* The problem
Can you reproduce the part of the data that opens with the line containing "Decompose this screenshot" and closes with the line containing "favorites-button[interactable] bbox=[416, 919, 536, 1000]", swapping every "Pizzas Salgadas" for "Pizzas Doces", leaving everything else unchanged, and returning only those lines?

* Data
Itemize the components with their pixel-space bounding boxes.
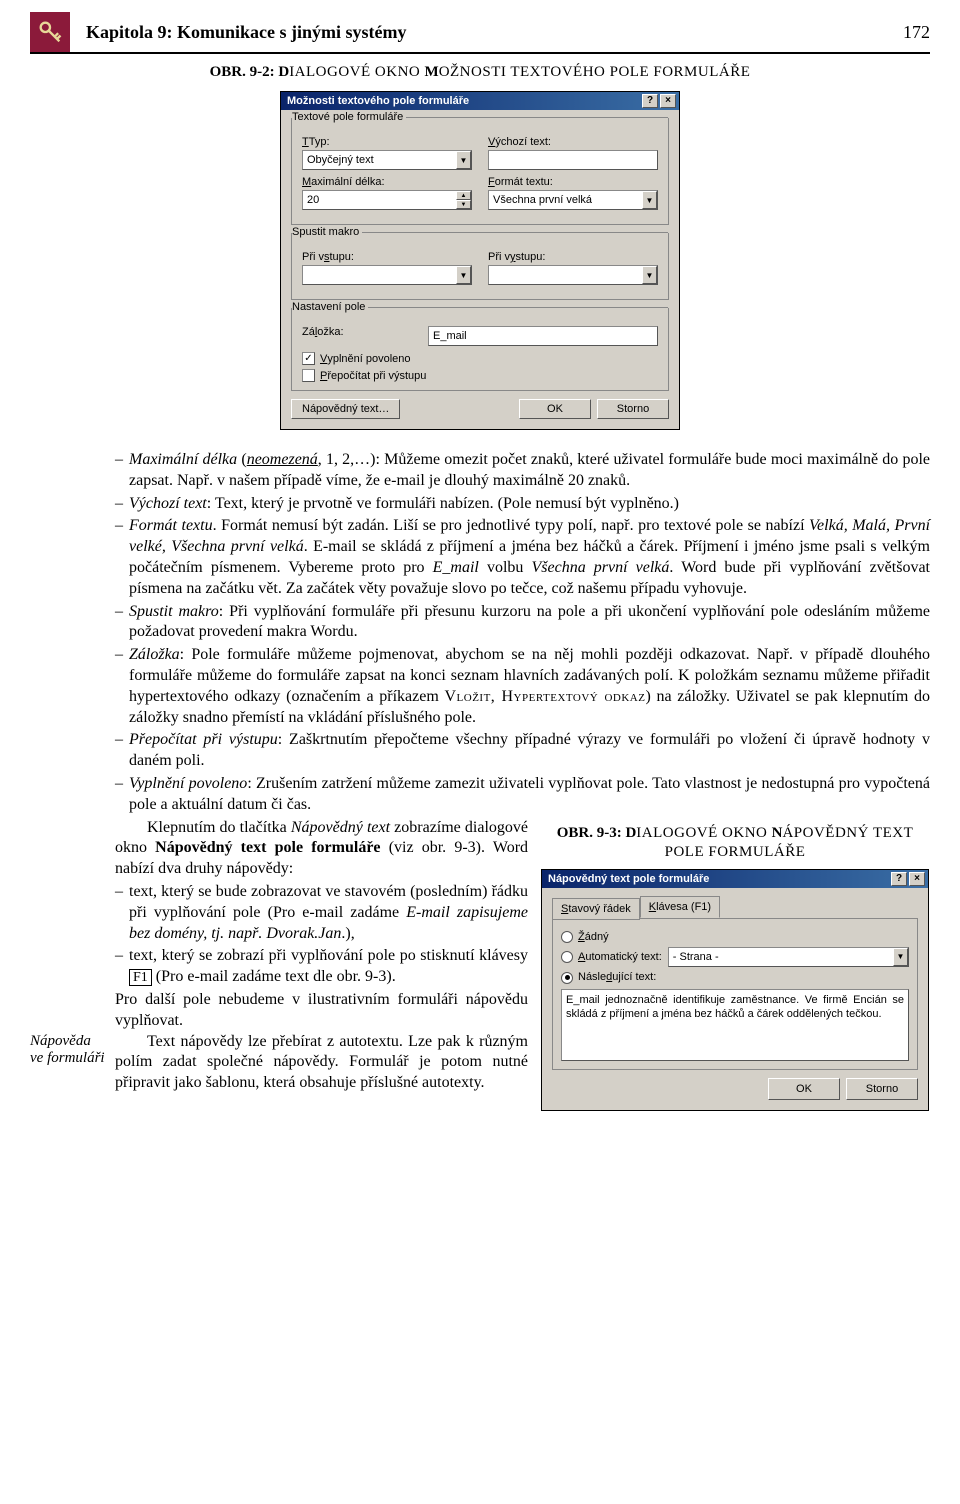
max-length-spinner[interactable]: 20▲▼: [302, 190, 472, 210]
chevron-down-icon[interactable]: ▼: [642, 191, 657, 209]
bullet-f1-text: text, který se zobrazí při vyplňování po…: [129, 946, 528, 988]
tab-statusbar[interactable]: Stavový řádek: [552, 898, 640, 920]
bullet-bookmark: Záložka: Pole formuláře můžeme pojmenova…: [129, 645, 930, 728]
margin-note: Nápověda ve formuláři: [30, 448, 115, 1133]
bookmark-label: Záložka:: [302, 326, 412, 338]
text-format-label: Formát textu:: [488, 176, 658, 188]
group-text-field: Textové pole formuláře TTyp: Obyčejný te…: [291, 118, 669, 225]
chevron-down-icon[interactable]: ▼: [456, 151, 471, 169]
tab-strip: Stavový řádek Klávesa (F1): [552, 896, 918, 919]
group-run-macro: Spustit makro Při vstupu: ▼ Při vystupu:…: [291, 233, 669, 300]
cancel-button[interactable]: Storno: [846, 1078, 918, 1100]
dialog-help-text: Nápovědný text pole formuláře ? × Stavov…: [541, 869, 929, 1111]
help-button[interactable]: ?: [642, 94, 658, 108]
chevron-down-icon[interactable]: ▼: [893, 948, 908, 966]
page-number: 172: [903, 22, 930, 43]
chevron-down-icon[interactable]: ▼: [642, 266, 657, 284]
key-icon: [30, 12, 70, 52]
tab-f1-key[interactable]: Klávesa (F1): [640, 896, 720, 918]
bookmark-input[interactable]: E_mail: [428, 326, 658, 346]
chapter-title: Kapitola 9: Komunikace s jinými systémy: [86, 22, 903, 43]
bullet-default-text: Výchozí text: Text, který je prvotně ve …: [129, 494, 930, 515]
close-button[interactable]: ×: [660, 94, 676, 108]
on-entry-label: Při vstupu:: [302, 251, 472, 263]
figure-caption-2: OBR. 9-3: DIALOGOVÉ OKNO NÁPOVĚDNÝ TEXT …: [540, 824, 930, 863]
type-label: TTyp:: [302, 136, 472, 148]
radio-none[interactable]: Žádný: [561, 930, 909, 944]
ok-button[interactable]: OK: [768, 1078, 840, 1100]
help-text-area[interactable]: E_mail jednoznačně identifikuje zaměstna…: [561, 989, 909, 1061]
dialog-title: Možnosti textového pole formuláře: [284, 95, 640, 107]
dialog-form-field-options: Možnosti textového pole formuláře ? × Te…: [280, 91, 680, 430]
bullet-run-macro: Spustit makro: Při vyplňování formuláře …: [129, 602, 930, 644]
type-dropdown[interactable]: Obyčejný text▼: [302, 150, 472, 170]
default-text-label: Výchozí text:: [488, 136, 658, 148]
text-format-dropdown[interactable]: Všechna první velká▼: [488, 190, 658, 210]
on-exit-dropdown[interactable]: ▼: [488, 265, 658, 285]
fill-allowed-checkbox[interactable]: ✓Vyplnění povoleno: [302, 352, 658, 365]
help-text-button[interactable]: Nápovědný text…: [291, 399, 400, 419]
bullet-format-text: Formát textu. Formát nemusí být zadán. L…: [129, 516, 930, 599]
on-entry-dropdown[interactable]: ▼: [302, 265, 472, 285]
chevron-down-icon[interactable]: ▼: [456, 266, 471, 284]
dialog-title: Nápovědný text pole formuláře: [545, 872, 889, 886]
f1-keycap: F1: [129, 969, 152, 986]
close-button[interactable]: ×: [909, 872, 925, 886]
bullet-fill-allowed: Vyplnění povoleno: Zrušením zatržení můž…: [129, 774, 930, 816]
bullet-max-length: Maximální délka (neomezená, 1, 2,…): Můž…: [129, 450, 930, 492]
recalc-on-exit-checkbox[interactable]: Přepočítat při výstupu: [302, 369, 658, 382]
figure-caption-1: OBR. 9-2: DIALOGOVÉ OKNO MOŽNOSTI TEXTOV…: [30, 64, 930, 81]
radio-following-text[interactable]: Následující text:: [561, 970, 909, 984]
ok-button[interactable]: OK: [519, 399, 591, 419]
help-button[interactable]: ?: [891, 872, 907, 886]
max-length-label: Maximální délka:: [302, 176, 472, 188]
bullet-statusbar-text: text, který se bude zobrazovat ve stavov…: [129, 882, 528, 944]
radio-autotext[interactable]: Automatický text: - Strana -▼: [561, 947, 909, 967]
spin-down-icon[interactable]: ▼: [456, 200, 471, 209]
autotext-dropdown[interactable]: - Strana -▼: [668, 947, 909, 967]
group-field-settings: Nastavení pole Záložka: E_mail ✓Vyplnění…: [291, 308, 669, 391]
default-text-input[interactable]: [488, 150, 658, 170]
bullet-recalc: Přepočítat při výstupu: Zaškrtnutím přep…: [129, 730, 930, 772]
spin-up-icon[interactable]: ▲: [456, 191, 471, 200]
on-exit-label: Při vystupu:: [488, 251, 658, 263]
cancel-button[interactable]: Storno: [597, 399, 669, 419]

==

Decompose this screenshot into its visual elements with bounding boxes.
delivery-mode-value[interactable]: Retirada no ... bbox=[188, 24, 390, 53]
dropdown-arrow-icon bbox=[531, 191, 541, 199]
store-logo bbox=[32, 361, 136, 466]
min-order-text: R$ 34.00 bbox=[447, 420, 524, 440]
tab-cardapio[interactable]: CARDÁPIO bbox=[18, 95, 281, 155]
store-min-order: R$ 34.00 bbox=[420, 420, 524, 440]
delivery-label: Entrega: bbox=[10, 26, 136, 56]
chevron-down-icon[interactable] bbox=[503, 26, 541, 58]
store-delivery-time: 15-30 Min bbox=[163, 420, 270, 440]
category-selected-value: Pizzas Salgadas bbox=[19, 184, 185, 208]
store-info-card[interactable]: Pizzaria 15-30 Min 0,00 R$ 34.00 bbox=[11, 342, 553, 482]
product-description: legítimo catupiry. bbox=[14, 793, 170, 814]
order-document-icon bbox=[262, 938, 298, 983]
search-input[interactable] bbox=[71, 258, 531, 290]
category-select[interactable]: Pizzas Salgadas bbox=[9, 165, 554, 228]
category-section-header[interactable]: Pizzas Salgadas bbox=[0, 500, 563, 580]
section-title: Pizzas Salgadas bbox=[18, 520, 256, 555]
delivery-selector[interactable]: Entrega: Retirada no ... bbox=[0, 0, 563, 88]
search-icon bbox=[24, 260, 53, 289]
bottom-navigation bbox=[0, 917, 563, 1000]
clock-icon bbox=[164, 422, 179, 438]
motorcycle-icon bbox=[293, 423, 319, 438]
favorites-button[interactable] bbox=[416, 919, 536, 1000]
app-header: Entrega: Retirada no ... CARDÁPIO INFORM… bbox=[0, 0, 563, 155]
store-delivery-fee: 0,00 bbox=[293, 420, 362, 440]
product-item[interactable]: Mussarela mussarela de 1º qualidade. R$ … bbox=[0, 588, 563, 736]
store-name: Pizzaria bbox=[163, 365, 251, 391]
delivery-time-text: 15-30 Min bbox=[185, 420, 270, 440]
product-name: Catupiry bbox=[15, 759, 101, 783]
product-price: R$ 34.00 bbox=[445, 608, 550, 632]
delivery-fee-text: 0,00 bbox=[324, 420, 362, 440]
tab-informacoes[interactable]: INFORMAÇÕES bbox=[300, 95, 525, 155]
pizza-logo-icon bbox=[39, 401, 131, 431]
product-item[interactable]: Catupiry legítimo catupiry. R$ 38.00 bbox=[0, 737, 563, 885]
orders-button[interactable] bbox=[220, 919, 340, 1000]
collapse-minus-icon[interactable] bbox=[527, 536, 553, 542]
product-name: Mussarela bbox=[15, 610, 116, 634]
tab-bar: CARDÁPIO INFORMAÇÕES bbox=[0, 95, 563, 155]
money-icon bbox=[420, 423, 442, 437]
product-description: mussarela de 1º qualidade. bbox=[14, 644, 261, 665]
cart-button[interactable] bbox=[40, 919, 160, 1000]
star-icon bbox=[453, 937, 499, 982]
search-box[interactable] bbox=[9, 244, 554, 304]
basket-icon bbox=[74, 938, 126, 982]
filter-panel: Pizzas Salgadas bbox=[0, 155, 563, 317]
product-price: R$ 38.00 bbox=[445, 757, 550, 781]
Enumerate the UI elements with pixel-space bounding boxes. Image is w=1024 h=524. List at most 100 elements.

* Correct output
Decompose this screenshot into its visual elements with bounding boxes.
delivery-mode-value[interactable]: Retirada no ... bbox=[188, 24, 390, 53]
dropdown-arrow-icon bbox=[531, 191, 541, 199]
store-logo bbox=[32, 361, 136, 466]
min-order-text: R$ 34.00 bbox=[447, 420, 524, 440]
tab-cardapio[interactable]: CARDÁPIO bbox=[18, 95, 281, 155]
store-min-order: R$ 34.00 bbox=[420, 420, 524, 440]
delivery-label: Entrega: bbox=[10, 26, 136, 56]
chevron-down-icon[interactable] bbox=[503, 26, 541, 58]
store-delivery-time: 15-30 Min bbox=[163, 420, 270, 440]
category-selected-value: Pizzas Doces bbox=[19, 184, 185, 208]
store-info-card[interactable]: Pizzaria 15-30 Min 0,00 R$ 34.00 bbox=[11, 342, 553, 482]
product-description: legítimo catupiry. bbox=[14, 793, 170, 814]
order-document-icon bbox=[262, 938, 298, 983]
search-input[interactable] bbox=[71, 258, 531, 290]
category-select[interactable]: Pizzas Doces bbox=[9, 165, 554, 228]
category-section-header[interactable]: Pizzas Doces bbox=[0, 500, 563, 580]
section-title: Pizzas Doces bbox=[18, 520, 256, 555]
delivery-selector[interactable]: Entrega: Retirada no ... bbox=[0, 0, 563, 88]
search-icon bbox=[24, 260, 53, 289]
bottom-navigation bbox=[0, 917, 563, 1000]
clock-icon bbox=[164, 422, 179, 438]
motorcycle-icon bbox=[293, 423, 319, 438]
favorites-button[interactable] bbox=[416, 919, 536, 1000]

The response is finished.